> [Dataset records]:
::::
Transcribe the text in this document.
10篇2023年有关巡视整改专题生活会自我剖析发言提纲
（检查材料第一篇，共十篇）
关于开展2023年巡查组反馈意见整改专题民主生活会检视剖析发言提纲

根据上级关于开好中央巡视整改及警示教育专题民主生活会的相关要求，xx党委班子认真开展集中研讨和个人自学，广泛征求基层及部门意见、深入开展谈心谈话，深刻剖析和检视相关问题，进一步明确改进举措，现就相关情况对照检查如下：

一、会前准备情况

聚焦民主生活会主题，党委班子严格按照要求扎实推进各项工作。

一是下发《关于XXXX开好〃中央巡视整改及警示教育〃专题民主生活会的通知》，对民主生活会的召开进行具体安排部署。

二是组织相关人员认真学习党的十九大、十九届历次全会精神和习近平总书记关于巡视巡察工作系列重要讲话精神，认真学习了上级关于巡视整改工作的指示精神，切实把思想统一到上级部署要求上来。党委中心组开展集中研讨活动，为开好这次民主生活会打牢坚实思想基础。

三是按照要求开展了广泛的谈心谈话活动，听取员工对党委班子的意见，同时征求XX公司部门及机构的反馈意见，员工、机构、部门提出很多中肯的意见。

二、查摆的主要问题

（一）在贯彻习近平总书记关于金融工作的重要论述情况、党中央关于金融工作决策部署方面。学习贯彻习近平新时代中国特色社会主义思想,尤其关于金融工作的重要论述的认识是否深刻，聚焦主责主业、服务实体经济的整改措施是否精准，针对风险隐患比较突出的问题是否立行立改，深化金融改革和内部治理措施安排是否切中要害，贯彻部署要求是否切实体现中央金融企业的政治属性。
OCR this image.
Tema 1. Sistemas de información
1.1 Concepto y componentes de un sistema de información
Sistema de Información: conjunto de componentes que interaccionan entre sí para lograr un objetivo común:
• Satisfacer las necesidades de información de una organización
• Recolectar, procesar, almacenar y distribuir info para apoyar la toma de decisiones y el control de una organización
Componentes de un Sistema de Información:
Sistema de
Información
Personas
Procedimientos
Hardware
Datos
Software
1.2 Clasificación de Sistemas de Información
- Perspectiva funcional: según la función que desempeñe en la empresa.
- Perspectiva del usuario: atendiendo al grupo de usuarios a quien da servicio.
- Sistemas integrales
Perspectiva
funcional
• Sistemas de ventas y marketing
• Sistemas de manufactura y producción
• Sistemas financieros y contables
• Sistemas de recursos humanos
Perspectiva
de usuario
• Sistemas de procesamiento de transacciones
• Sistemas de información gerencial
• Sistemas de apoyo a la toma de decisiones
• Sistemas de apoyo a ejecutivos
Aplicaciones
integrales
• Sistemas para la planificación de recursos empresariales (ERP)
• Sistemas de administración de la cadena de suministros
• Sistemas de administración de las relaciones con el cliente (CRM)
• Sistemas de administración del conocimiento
::::
> [DESCRIPTION OF THE TASK]: Take the lines above and retype all of them exactly.

> [RESULT OF THIS TASK]:
Transcribe the text in this document.
10篇2023年有关巡视整改专题生活会自我剖析发言提纲
（检查材料第一篇，共十篇）
关于开展2023年巡查组反馈意见整改专题民主生活会检视剖析发言提纲

根据上级关于开好中央巡视整改及警示教育专题民主生活会的相关要求，xx党委班子认真开展集中研讨和个人自学，广泛征求基层及部门意见、深入开展谈心谈话，深刻剖析和检视相关问题，进一步明确改进举措，现就相关情况对照检查如下：

一、会前准备情况

聚焦民主生活会主题，党委班子严格按照要求扎实推进各项工作。

一是下发《关于XXXX开好〃中央巡视整改及警示教育〃专题民主生活会的通知》，对民主生活会的召开进行具体安排部署。

二是组织相关人员认真学习党的十九大、十九届历次全会精神和习近平总书记关于巡视巡察工作系列重要讲话精神，认真学习了上级关于巡视整改工作的指示精神，切实把思想统一到上级部署要求上来。党委中心组开展集中研讨活动，为开好这次民主生活会打牢坚实思想基础。

三是按照要求开展了广泛的谈心谈话活动，听取员工对党委班子的意见，同时征求XX公司部门及机构的反馈意见，员工、机构、部门提出很多中肯的意见。

二、查摆的主要问题

（一）在贯彻习近平总书记关于金融工作的重要论述情况、党中央关于金融工作决策部署方面。学习贯彻习近平新时代中国特色社会主义思想,尤其关于金融工作的重要论述的认识是否深刻，聚焦主责主业、服务实体经济的整改措施是否精准，针对风险隐患比较突出的问题是否立行立改，深化金融改革和内部治理措施安排是否切中要害，贯彻部署要求是否切实体现中央金融企业的政治属性。
OCR this image.
Tema 1. Sistemas de información
1.1 Concepto y componentes de un sistema de información
Sistema de Información: conjunto de componentes que interaccionan entre sí para lograr un objetivo común:
• Satisfacer las necesidades de información de una organización
• Recolectar, procesar, almacenar y distribuir info para apoyar la toma de decisiones y el control de una organización
Componentes de un Sistema de Información:
Sistema de
Información
Personas
Procedimientos
Hardware
Datos
Software
1.2 Clasificación de Sistemas de Información
- Perspectiva funcional: según la función que desempeñe en la empresa.
- Perspectiva del usuario: atendiendo al grupo de usuarios a quien da servicio.
- Sistemas integrales
Perspectiva
funcional
• Sistemas de ventas y marketing
• Sistemas de manufactura y producción
• Sistemas financieros y contables
• Sistemas de recursos humanos
Perspectiva
de usuario
• Sistemas de procesamiento de transacciones
• Sistemas de información gerencial
• Sistemas de apoyo a la toma de decisiones
• Sistemas de apoyo a ejecutivos
Aplicaciones
integrales
• Sistemas para la planificación de recursos empresariales (ERP)
• Sistemas de administración de la cadena de suministros
• Sistemas de administración de las relaciones con el cliente (CRM)
• Sistemas de administración del conocimiento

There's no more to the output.